> [EXERCISE DIRECTIONS] Locate the string "JSON" throughout the material and copy every line in which it occurs.

Figure dataset records
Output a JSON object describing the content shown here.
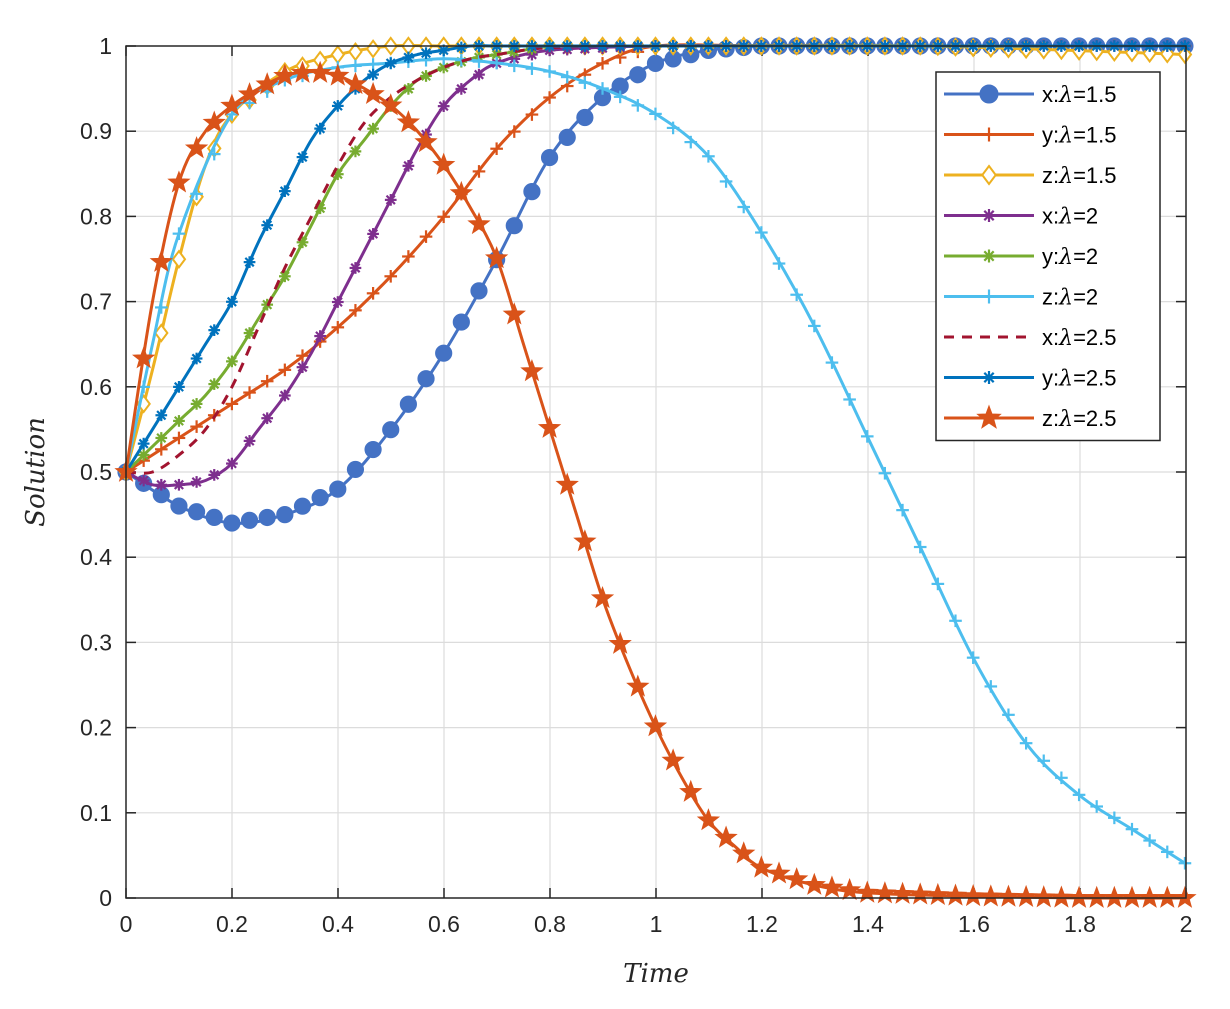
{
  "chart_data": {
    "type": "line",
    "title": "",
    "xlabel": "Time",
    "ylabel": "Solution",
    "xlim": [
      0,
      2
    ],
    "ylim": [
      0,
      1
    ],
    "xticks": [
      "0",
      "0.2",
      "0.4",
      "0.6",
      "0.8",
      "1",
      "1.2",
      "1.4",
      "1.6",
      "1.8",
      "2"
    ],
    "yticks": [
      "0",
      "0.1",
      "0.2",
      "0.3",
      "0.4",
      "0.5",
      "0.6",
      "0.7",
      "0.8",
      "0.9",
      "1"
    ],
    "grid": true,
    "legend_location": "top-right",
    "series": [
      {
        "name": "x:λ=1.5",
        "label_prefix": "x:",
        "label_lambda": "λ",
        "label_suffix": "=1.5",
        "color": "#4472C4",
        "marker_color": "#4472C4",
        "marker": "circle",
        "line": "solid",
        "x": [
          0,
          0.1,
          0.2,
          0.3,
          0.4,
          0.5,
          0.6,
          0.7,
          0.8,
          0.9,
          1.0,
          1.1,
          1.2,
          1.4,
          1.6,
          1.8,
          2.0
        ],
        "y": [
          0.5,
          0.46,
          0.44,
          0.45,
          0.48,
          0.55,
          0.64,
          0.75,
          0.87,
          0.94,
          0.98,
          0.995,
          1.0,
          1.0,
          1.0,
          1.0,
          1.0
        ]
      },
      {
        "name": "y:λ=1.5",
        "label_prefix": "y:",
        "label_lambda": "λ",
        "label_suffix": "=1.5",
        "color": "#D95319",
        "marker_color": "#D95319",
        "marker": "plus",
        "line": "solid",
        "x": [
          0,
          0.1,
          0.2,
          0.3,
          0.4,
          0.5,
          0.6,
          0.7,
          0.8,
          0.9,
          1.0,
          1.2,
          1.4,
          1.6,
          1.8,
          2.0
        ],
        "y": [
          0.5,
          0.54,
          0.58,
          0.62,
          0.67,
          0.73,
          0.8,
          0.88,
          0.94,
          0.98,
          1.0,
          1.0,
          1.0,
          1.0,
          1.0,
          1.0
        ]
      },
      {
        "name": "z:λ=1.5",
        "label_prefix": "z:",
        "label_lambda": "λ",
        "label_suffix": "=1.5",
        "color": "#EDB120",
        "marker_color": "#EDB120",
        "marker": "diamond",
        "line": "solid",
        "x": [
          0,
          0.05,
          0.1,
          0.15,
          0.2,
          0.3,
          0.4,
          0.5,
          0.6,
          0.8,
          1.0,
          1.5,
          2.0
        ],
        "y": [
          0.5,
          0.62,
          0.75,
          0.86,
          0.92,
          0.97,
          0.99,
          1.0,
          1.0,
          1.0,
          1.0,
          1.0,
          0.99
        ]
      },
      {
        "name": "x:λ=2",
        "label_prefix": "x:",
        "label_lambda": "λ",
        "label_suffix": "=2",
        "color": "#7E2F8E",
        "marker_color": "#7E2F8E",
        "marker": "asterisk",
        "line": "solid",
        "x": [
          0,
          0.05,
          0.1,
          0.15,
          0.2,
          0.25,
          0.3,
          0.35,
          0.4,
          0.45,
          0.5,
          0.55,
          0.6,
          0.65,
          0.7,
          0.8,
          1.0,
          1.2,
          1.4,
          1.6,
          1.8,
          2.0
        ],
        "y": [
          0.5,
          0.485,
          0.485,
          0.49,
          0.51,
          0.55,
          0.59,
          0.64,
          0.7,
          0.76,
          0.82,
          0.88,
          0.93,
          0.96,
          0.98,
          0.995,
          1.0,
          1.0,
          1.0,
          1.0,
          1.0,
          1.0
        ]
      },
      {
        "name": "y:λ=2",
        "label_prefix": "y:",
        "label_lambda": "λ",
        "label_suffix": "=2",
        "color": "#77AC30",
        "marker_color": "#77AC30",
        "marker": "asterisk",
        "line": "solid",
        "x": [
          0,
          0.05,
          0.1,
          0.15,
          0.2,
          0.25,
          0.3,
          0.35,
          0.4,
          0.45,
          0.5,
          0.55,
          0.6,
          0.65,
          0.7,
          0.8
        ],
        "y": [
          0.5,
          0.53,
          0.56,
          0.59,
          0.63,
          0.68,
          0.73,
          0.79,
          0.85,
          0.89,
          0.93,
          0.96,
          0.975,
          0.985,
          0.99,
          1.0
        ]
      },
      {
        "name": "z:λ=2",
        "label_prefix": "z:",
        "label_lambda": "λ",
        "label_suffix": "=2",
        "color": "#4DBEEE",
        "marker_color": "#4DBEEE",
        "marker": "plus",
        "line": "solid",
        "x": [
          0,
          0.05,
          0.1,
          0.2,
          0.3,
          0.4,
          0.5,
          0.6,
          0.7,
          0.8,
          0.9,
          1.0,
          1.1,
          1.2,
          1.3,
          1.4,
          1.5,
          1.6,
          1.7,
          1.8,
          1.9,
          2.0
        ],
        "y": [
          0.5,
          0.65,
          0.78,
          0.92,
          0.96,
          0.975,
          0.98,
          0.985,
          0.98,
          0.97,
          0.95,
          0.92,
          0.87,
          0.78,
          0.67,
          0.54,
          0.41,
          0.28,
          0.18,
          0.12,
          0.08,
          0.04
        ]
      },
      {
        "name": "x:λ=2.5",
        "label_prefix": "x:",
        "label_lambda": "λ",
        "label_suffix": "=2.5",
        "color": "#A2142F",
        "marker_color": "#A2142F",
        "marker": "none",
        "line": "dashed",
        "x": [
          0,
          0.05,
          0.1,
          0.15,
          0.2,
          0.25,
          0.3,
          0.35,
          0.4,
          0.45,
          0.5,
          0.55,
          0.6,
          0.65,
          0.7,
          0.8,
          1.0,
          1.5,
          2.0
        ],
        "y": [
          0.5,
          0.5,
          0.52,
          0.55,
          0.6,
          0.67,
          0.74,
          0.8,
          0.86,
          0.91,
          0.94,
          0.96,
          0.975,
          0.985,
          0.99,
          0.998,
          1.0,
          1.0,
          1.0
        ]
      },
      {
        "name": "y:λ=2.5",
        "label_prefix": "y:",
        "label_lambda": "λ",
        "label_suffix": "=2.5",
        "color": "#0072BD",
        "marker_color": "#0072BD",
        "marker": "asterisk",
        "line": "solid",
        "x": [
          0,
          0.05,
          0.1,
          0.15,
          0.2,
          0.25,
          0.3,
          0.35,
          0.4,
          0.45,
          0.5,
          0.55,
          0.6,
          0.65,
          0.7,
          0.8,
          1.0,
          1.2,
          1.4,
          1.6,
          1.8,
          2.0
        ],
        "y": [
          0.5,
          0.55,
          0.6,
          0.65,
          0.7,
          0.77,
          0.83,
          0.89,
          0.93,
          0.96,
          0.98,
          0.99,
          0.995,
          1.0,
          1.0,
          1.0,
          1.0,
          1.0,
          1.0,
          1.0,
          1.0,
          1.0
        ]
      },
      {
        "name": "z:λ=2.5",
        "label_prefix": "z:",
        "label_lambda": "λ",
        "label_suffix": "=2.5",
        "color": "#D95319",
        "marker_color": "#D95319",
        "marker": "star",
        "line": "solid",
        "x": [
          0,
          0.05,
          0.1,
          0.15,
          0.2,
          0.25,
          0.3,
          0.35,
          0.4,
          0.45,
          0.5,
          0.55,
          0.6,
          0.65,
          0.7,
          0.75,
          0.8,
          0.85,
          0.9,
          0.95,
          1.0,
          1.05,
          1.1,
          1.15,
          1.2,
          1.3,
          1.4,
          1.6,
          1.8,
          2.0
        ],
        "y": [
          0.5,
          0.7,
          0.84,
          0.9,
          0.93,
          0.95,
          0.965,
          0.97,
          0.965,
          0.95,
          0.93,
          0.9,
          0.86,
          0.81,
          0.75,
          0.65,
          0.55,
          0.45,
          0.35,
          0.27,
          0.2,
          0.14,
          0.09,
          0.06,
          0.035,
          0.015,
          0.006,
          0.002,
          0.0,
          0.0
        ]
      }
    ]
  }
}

...

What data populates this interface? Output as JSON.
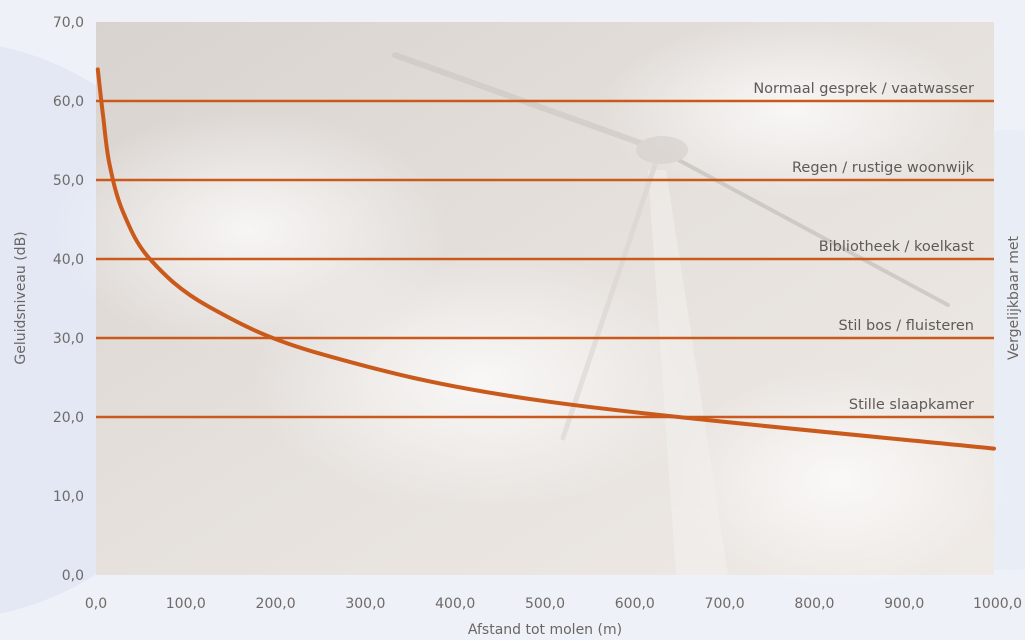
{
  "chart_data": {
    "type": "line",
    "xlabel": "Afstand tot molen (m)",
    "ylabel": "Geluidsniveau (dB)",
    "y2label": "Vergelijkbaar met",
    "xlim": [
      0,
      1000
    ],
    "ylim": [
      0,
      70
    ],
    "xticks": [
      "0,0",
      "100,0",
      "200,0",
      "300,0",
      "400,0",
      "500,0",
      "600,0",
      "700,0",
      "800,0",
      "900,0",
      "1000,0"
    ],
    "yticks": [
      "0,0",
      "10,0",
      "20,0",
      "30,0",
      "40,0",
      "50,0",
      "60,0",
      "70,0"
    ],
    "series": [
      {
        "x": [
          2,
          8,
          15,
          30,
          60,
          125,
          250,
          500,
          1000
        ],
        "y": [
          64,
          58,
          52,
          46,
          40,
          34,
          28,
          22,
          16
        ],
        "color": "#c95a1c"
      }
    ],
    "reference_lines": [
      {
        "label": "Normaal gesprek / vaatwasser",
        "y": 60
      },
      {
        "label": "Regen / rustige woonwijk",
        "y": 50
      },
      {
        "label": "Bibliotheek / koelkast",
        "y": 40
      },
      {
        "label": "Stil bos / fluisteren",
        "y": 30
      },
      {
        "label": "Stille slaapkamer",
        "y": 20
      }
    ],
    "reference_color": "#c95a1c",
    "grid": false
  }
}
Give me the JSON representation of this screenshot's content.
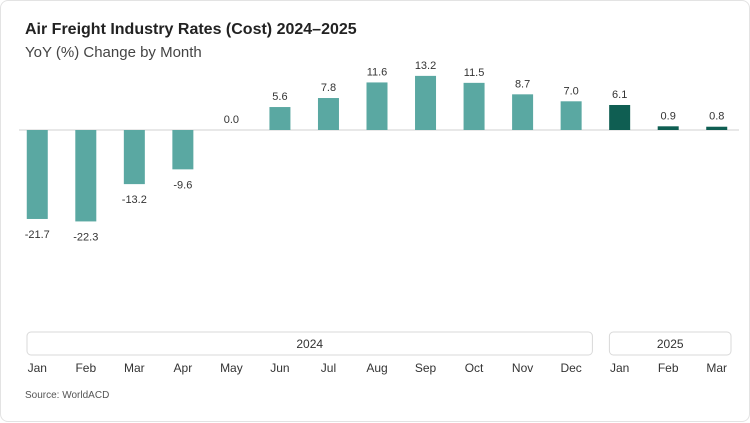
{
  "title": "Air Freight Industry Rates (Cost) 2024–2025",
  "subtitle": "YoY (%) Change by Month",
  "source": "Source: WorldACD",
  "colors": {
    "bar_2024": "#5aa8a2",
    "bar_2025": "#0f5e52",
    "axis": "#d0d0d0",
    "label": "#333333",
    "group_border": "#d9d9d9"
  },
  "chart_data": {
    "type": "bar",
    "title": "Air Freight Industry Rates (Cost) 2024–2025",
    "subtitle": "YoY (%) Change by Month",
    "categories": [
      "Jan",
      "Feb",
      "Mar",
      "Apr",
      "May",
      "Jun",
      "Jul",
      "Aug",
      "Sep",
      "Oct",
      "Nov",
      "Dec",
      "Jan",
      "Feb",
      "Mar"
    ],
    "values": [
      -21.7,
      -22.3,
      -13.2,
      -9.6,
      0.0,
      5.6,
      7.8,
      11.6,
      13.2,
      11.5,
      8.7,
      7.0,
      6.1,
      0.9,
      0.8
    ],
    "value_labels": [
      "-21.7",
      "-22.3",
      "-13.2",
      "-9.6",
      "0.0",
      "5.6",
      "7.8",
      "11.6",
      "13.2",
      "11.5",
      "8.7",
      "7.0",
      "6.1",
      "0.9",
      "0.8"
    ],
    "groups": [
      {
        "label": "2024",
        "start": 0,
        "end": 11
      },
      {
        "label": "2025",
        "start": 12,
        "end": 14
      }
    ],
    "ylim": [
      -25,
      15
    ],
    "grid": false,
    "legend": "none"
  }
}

> [PROBLEM SOLUTION]
Output a JSON object describing the content shown here.
What data populates this interface? Output as JSON.
Give me the JSON representation of this screenshot's content.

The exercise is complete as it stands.